▶ STATED GOAL: Identify each line below that contains the word "measure", and copy it out.

(Dataset items)
"""

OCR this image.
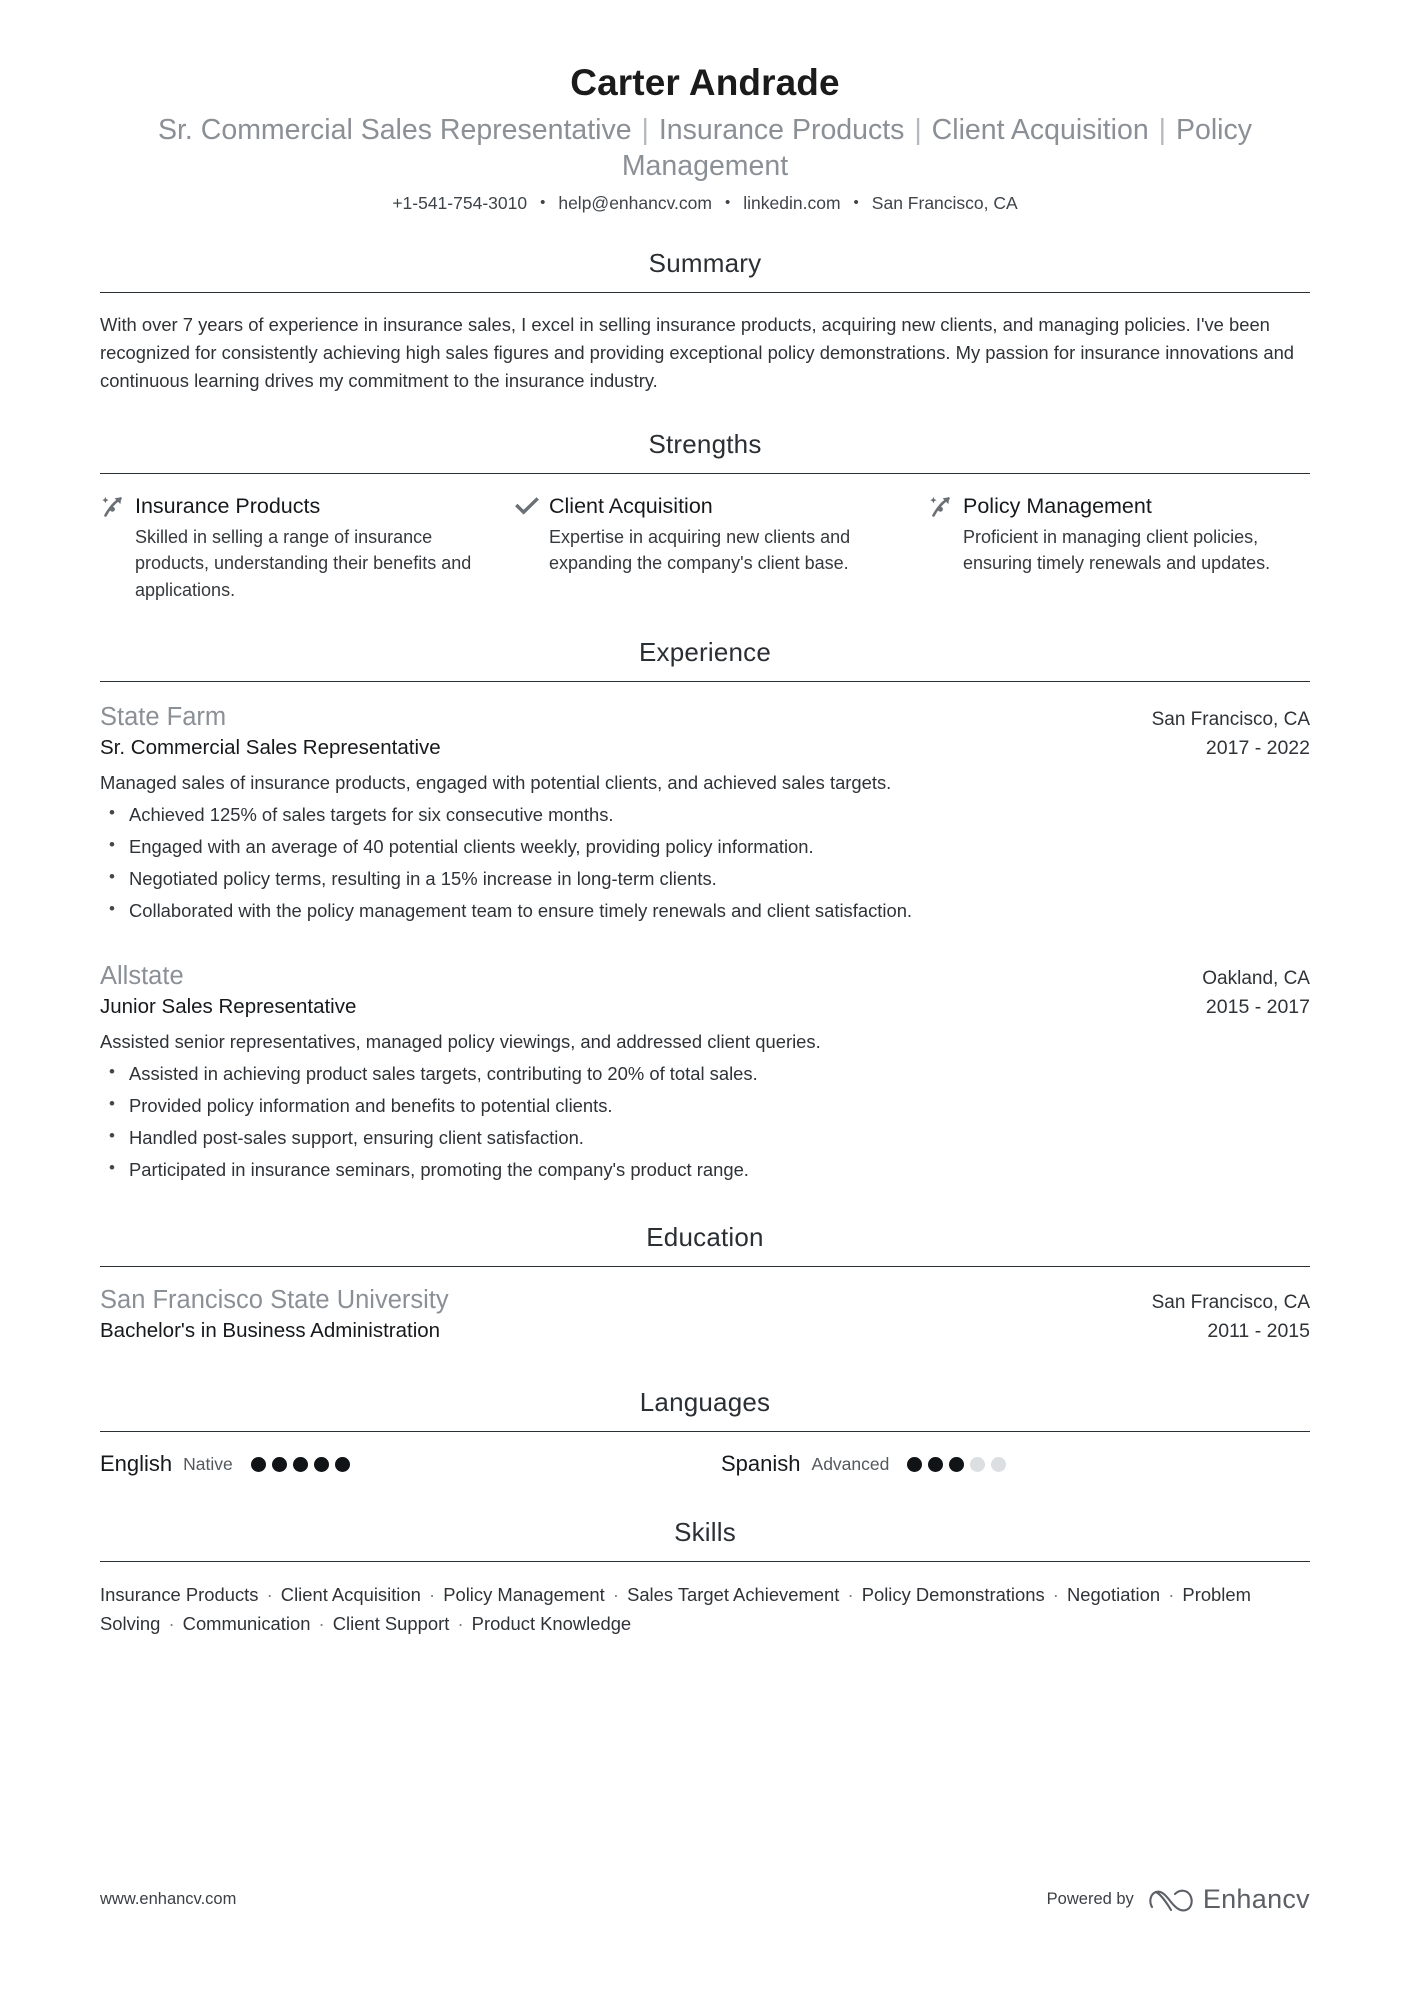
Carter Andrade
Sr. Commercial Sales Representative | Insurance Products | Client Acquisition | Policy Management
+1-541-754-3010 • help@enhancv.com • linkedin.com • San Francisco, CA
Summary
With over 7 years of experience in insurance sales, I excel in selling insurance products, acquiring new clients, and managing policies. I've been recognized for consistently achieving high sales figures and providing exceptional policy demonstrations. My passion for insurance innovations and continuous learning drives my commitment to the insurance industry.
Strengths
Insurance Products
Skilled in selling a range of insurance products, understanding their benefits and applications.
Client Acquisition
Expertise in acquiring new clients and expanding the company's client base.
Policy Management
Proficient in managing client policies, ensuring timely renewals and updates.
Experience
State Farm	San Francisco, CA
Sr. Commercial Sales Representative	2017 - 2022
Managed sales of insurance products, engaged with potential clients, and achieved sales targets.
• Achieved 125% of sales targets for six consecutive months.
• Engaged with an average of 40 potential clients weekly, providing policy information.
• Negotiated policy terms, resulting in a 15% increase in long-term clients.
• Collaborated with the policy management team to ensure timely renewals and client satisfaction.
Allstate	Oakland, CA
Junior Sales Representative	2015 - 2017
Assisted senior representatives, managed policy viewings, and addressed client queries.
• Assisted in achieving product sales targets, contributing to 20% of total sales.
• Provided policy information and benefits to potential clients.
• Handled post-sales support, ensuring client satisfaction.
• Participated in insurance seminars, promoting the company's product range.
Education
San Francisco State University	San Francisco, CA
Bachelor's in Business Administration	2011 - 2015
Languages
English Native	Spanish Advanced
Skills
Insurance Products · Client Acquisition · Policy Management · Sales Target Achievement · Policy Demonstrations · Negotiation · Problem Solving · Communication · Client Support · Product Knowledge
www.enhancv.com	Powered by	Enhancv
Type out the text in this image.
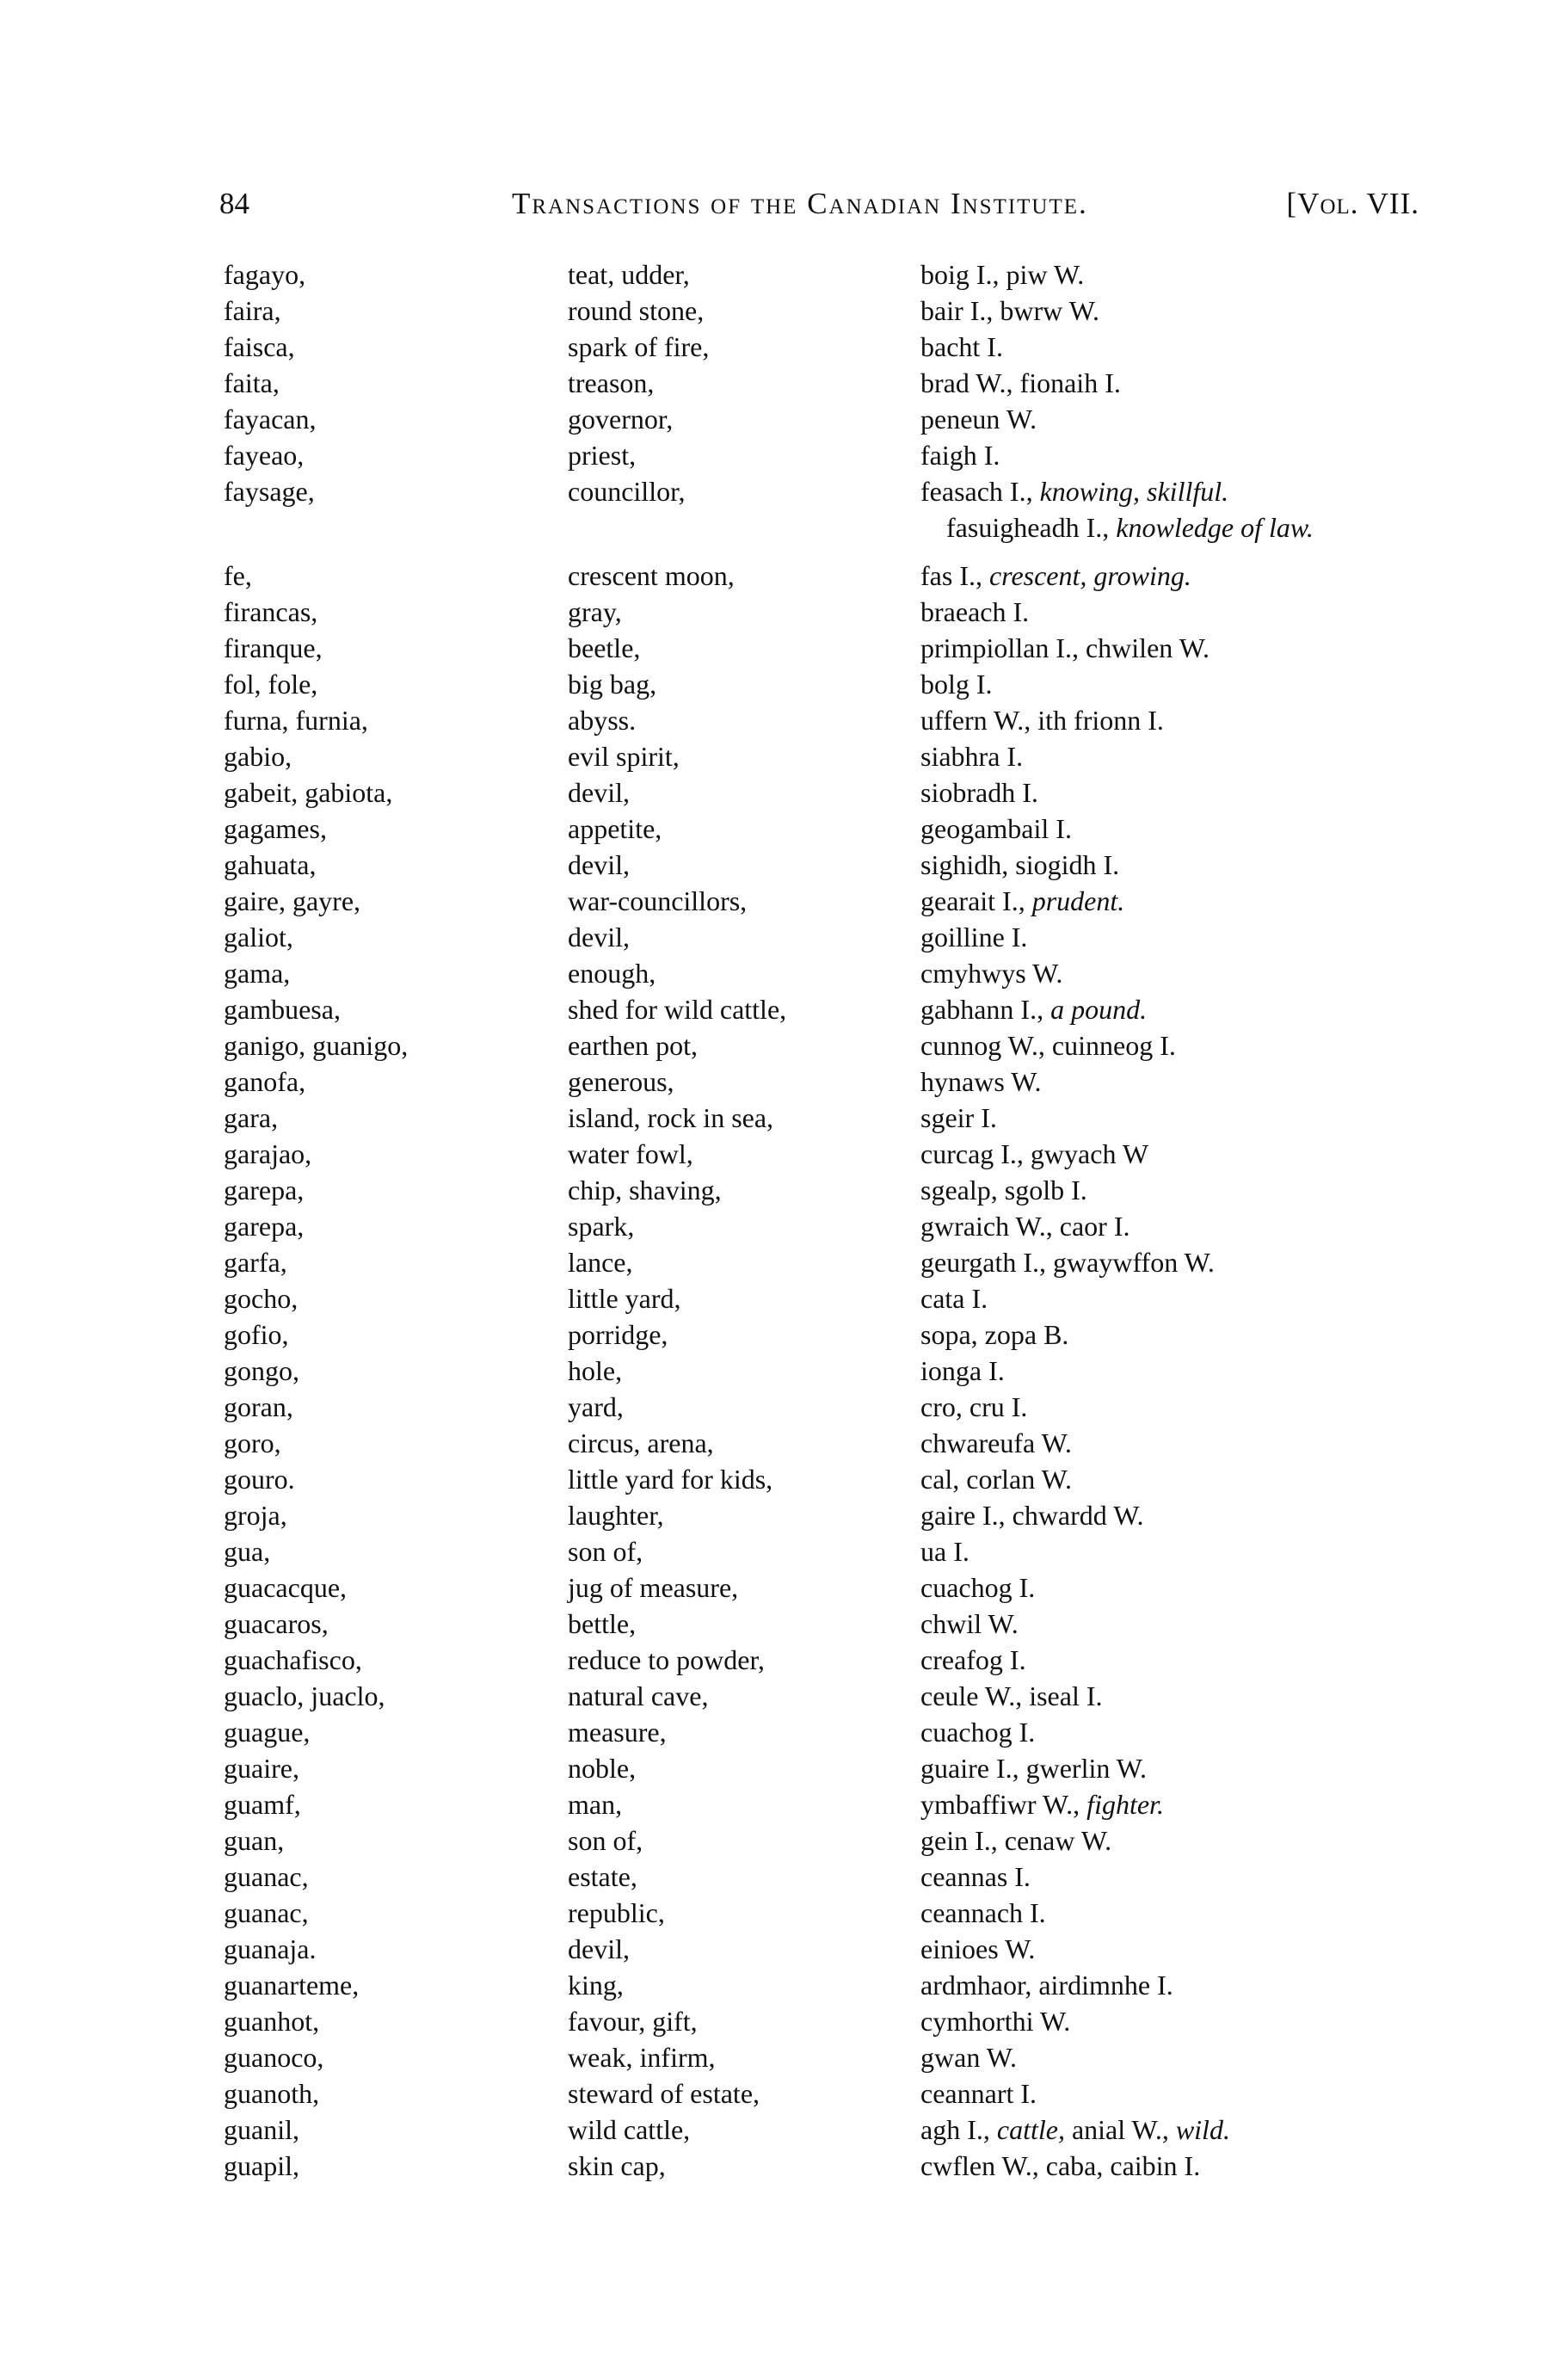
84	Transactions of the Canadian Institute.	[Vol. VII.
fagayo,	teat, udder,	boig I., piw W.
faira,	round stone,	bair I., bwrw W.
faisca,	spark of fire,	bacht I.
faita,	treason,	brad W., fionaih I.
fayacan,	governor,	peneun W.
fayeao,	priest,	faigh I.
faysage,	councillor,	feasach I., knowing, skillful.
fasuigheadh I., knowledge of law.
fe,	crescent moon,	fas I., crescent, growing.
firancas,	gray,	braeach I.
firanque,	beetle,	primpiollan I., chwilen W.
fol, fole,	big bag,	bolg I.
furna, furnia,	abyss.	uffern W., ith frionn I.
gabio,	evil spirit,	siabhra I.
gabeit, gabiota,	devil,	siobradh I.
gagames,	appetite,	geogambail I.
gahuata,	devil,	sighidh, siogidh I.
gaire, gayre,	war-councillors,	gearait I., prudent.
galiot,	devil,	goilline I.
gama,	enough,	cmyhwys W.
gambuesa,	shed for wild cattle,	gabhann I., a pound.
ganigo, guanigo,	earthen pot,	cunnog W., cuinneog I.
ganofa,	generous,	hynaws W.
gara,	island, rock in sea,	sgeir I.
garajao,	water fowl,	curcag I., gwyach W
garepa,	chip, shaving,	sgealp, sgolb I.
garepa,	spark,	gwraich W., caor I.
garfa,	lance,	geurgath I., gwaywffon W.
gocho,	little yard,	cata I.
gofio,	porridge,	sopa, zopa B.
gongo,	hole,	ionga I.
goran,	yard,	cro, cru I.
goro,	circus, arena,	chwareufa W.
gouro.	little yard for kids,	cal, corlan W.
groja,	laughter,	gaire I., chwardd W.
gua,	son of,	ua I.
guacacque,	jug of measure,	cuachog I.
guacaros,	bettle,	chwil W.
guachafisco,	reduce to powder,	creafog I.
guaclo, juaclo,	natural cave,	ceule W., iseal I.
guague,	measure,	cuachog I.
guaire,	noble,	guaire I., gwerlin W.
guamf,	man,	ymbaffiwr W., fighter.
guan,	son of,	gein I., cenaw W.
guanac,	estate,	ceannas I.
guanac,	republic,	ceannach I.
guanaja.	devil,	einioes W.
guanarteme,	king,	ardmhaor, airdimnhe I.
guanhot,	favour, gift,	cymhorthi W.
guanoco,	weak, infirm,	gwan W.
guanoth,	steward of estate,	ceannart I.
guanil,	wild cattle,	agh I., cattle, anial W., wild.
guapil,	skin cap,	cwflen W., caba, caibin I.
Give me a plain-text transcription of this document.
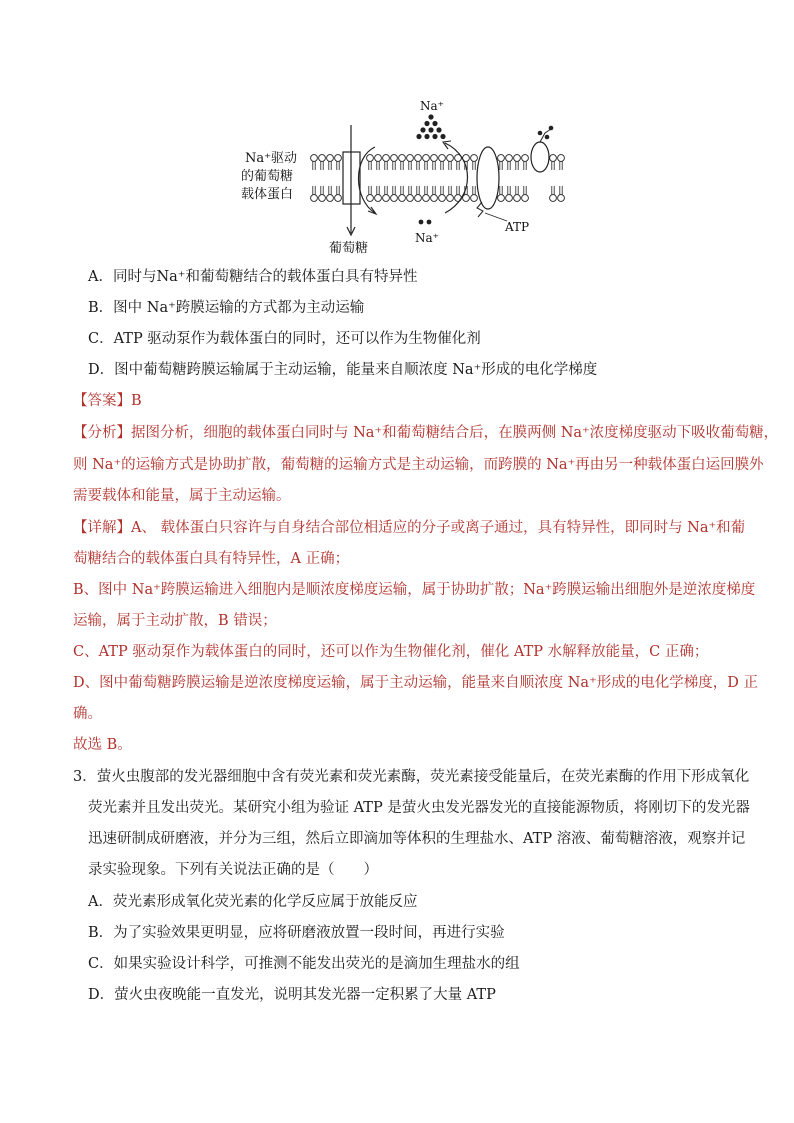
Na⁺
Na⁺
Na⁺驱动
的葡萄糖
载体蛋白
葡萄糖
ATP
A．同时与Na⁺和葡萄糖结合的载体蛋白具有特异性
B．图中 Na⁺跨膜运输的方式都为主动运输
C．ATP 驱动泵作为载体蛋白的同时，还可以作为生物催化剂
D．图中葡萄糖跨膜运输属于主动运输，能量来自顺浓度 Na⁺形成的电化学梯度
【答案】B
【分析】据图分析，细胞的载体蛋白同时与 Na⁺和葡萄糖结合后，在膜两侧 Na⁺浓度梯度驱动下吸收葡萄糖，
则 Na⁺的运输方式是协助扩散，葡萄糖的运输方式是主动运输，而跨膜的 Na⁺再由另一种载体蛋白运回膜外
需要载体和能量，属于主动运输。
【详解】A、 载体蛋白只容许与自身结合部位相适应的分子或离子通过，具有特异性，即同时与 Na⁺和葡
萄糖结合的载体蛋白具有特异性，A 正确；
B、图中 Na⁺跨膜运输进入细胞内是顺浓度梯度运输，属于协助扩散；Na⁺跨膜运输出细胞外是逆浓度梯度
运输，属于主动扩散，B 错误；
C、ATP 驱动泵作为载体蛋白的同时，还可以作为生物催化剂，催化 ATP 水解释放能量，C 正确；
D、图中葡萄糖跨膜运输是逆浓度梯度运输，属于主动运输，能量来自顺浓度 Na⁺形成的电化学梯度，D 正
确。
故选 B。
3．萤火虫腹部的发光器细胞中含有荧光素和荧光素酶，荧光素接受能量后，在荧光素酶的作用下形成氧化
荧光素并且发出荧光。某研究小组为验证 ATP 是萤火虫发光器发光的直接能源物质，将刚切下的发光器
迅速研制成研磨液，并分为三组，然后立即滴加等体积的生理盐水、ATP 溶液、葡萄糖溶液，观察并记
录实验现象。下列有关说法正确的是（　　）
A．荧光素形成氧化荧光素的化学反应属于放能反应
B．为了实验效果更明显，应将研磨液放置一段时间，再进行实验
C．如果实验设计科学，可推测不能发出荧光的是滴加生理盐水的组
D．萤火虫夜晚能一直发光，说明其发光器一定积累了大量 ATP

"""

▶ EXERCISE RESPONSE:
guacacque,	jug of measure,	cuachog I.
guague,	measure,	cuachog I.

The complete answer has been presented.